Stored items
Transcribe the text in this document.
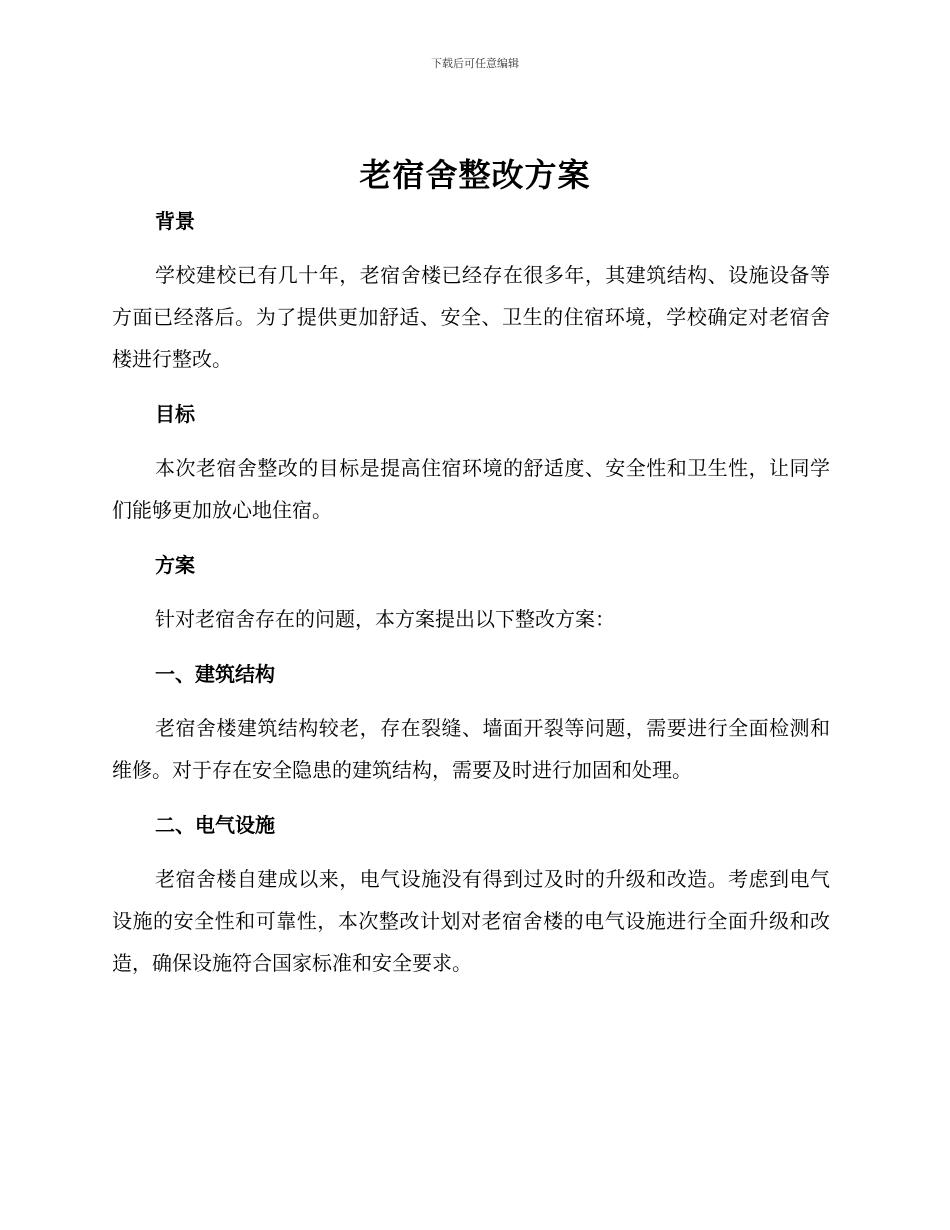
下载后可任意编辑
老宿舍整改方案

背景

学校建校已有几十年，老宿舍楼已经存在很多年，其建筑结构、设施设备等方面已经落后。为了提供更加舒适、安全、卫生的住宿环境，学校确定对老宿舍楼进行整改。

目标

本次老宿舍整改的目标是提高住宿环境的舒适度、安全性和卫生性，让同学们能够更加放心地住宿。

方案

针对老宿舍存在的问题，本方案提出以下整改方案：

一、建筑结构

老宿舍楼建筑结构较老，存在裂缝、墙面开裂等问题，需要进行全面检测和维修。对于存在安全隐患的建筑结构，需要及时进行加固和处理。

二、电气设施

老宿舍楼自建成以来，电气设施没有得到过及时的升级和改造。考虑到电气设施的安全性和可靠性，本次整改计划对老宿舍楼的电气设施进行全面升级和改造，确保设施符合国家标准和安全要求。
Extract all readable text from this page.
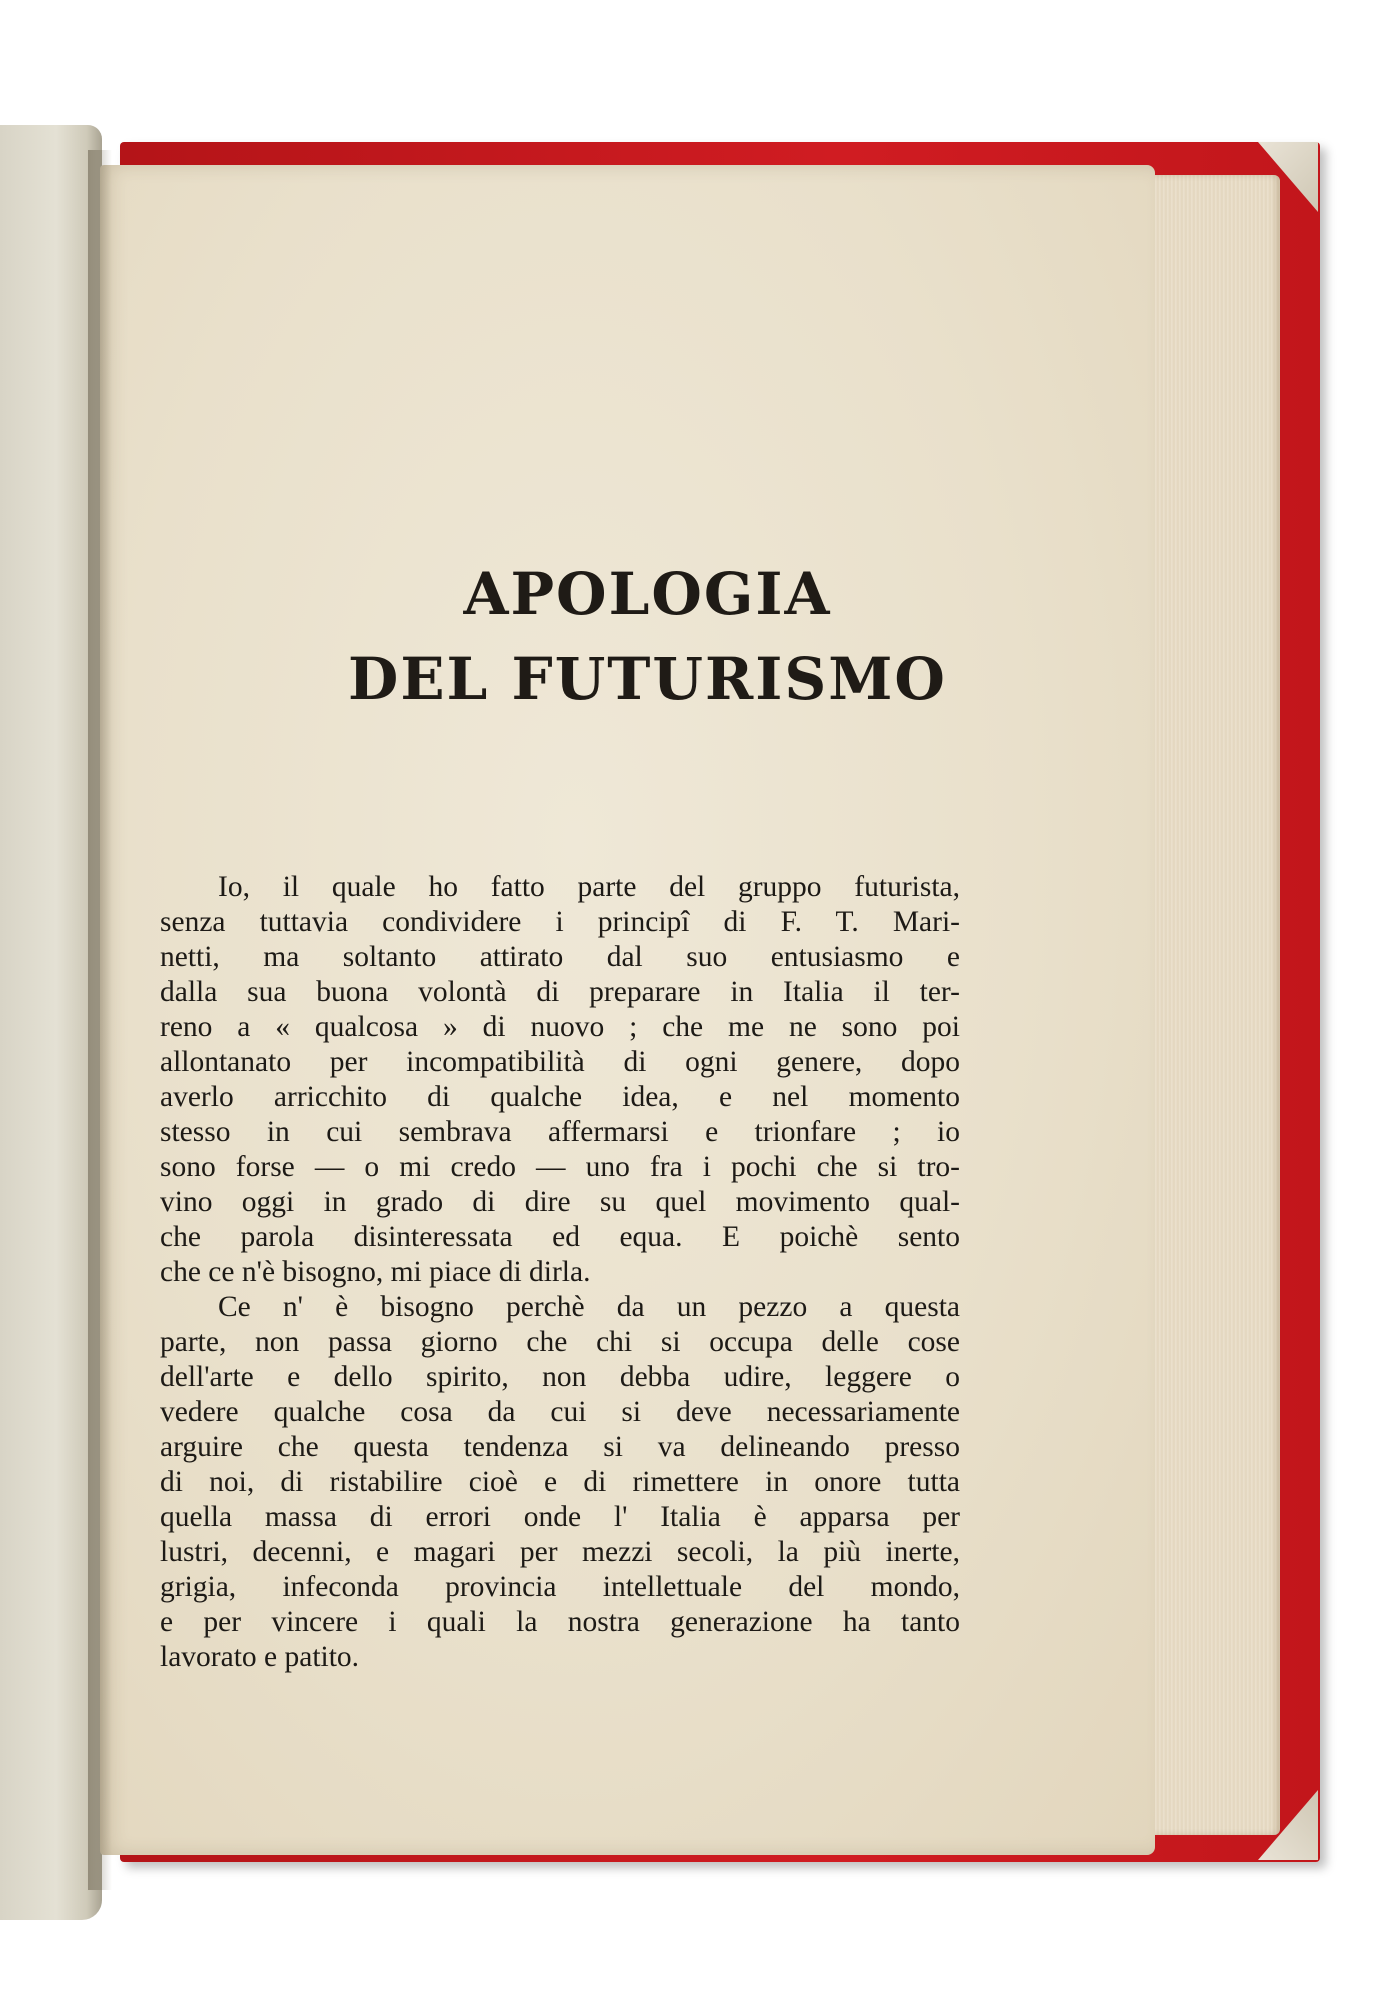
APOLOGIA
DEL FUTURISMO
Io, il quale ho fatto parte del gruppo futurista,
senza tuttavia condividere i principî di F. T. Mari-
netti, ma soltanto attirato dal suo entusiasmo e
dalla sua buona volontà di preparare in Italia il ter-
reno a « qualcosa » di nuovo ; che me ne sono poi
allontanato per incompatibilità di ogni genere, dopo
averlo arricchito di qualche idea, e nel momento
stesso in cui sembrava affermarsi e trionfare ; io
sono forse — o mi credo — uno fra i pochi che si tro-
vino oggi in grado di dire su quel movimento qual-
che parola disinteressata ed equa. E poichè sento
che ce n'è bisogno, mi piace di dirla.
Ce n' è bisogno perchè da un pezzo a questa
parte, non passa giorno che chi si occupa delle cose
dell'arte e dello spirito, non debba udire, leggere o
vedere qualche cosa da cui si deve necessariamente
arguire che questa tendenza si va delineando presso
di noi, di ristabilire cioè e di rimettere in onore tutta
quella massa di errori onde l' Italia è apparsa per
lustri, decenni, e magari per mezzi secoli, la più inerte,
grigia, infeconda provincia intellettuale del mondo,
e per vincere i quali la nostra generazione ha tanto
lavorato e patito.
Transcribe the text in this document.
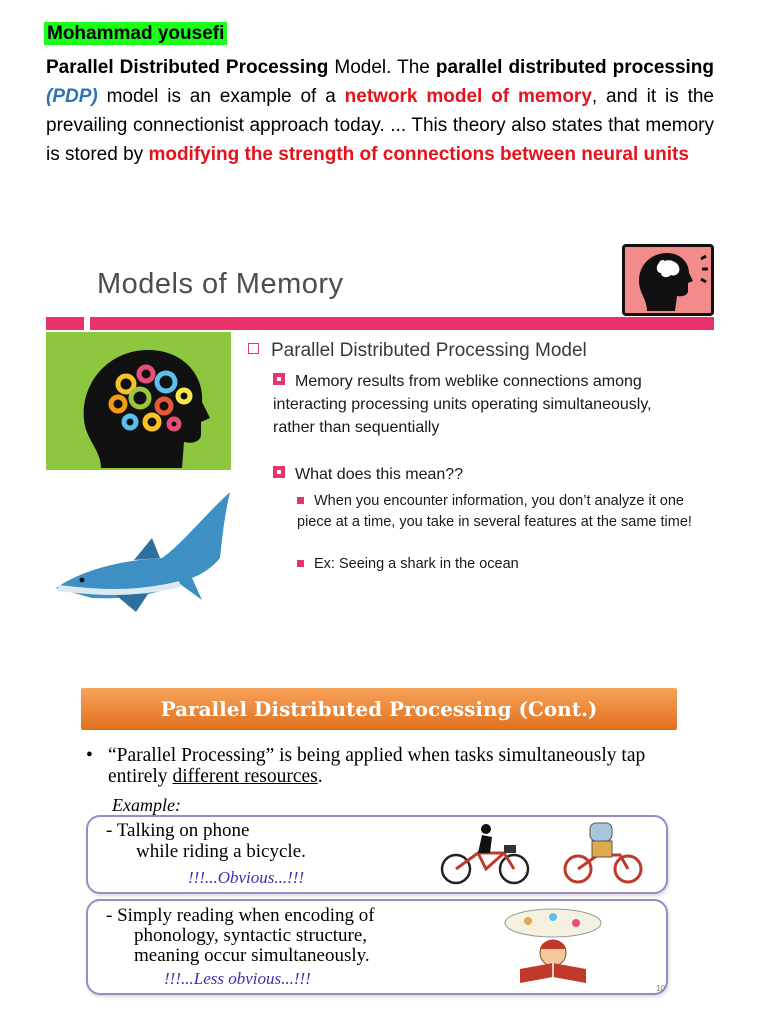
Mohammad yousefi
Parallel Distributed Processing Model. The parallel distributed processing (PDP) model is an example of a network model of memory, and it is the prevailing connectionist approach today. ... This theory also states that memory is stored by modifying the strength of connections between neural units
Models of Memory
Parallel Distributed Processing Model
Memory results from weblike connections among interacting processing units operating simultaneously, rather than sequentially
What does this mean??
When you encounter information, you don’t analyze it one piece at a time, you take in several features at the same time!
Ex: Seeing a shark in the ocean
Parallel Distributed Processing (Cont.)
• “Parallel Processing” is being applied when tasks simultaneously tap entirely different resources.
Example:
- Talking on phone
while riding a bicycle.
!!!...Obvious...!!!
- Simply reading when encoding of
phonology, syntactic structure,
meaning occur simultaneously.
!!!...Less obvious...!!!
10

* **Required work**: Scan the records for the string "questa". Copy each line in which it appears.

* **Problem solution**:
Ce n' è bisogno perchè da un pezzo a questa
arguire che questa tendenza si va delineando presso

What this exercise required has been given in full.